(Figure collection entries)
*****

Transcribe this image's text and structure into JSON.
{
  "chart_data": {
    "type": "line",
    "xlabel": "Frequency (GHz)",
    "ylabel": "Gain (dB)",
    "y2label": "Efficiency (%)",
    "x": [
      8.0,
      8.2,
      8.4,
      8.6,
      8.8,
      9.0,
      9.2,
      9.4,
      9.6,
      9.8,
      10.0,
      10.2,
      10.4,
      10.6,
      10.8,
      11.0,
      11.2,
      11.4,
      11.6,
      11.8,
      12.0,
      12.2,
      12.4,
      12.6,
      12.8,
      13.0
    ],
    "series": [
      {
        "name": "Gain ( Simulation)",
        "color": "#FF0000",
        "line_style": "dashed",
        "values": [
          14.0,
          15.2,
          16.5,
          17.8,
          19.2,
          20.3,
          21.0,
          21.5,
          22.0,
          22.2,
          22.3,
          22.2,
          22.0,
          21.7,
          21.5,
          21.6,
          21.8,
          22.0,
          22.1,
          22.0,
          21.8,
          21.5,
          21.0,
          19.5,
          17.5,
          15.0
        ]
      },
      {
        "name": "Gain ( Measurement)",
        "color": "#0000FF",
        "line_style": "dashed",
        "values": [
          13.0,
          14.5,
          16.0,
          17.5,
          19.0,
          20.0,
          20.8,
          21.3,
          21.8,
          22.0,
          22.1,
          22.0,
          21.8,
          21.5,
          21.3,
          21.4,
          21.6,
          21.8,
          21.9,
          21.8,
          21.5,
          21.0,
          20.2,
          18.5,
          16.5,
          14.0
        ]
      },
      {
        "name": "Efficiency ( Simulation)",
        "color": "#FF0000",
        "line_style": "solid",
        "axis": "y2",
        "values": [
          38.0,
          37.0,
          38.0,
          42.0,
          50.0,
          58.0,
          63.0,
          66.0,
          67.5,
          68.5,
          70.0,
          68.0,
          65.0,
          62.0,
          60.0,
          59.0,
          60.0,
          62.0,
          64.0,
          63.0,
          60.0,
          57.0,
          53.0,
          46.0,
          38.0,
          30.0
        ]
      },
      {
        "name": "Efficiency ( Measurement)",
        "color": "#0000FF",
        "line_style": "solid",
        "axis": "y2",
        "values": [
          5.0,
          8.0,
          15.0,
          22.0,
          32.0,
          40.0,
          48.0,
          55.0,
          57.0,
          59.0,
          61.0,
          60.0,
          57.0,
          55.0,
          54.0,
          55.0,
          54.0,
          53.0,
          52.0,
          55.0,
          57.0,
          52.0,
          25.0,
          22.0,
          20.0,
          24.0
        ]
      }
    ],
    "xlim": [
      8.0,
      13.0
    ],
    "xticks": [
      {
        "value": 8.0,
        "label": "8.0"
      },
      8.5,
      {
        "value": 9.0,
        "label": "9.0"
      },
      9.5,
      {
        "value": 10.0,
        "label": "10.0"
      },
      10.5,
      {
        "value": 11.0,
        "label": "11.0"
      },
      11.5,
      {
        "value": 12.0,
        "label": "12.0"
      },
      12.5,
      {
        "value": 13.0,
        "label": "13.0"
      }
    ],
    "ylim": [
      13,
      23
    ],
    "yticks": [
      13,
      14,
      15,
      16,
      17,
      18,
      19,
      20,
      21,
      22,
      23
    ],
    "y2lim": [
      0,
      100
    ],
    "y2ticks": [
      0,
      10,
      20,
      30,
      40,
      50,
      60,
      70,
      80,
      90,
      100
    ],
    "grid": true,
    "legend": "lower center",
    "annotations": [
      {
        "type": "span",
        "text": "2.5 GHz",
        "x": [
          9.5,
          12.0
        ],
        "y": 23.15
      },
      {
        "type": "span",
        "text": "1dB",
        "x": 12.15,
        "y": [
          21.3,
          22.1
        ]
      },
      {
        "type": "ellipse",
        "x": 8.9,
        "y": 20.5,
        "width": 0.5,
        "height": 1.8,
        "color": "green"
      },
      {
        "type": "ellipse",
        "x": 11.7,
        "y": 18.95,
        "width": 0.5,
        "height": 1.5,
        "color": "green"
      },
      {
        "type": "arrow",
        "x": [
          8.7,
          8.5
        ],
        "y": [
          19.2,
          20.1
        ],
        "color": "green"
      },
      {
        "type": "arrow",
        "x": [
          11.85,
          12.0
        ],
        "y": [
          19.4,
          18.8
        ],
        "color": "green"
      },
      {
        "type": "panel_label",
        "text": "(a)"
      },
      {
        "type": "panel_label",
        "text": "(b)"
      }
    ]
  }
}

*****

Show, from the material above, each line that includes the string "Efficiency".

* **Full solution**
    "y2label": "Efficiency (%)",
        "name": "Efficiency ( Simulation)",
        "name": "Efficiency ( Measurement)",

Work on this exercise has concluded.